[Description of the task]: Please return the stretch of the records from the line containing "category-sublabel: wall-guided [130, 421, 202, 434]" through the line containing "category-sublabels: wall-guided spray-guided", both included, copying each line as it stands.

— begin Provided data —

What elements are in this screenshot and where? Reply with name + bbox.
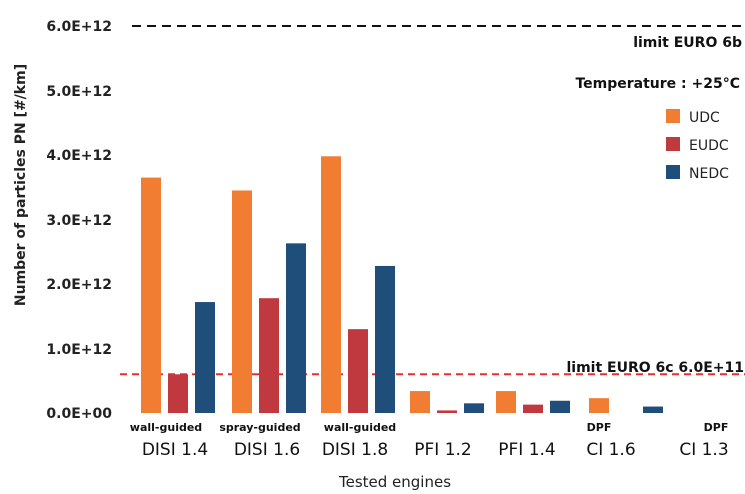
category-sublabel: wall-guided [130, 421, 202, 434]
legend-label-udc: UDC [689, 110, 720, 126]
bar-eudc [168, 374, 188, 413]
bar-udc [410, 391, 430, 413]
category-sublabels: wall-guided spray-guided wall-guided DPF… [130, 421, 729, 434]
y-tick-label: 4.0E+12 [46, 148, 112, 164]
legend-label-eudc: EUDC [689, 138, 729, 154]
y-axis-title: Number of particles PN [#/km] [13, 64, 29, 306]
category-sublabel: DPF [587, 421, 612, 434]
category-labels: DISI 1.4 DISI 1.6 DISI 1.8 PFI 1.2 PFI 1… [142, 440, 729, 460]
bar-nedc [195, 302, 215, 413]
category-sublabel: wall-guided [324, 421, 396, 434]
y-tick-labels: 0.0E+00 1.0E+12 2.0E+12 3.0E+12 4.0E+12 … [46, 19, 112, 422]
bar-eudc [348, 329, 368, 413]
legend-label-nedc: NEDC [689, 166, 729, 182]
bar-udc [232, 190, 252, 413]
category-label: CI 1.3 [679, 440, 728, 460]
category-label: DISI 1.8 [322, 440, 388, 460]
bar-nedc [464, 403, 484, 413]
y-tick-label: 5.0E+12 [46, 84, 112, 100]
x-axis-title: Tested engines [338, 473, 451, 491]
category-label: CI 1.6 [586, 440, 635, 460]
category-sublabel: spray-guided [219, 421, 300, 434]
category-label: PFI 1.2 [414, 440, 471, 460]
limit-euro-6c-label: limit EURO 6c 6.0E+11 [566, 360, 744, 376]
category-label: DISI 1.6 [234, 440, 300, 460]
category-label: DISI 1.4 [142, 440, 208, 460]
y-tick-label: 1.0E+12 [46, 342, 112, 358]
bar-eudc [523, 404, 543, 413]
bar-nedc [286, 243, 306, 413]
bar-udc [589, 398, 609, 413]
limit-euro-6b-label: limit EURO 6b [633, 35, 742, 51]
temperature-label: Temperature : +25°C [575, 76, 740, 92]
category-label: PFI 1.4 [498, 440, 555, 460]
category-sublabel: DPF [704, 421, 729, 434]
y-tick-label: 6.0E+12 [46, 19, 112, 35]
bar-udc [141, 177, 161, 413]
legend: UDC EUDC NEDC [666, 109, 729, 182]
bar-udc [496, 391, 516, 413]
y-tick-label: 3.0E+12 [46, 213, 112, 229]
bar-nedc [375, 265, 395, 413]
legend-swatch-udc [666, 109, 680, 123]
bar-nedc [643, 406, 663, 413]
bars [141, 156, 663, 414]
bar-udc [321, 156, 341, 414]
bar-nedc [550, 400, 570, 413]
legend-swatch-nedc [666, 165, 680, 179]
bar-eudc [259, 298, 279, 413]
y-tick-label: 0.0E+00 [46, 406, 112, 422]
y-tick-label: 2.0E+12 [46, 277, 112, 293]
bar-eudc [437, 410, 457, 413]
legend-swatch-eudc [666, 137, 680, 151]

— end Provided data —

[Result of this task]:
category-sublabel: wall-guided [130, 421, 202, 434]
legend-label-udc: UDC [689, 110, 720, 126]
bar-eudc [168, 374, 188, 413]
bar-udc [410, 391, 430, 413]
category-sublabels: wall-guided spray-guided wall-guided DPF… [130, 421, 729, 434]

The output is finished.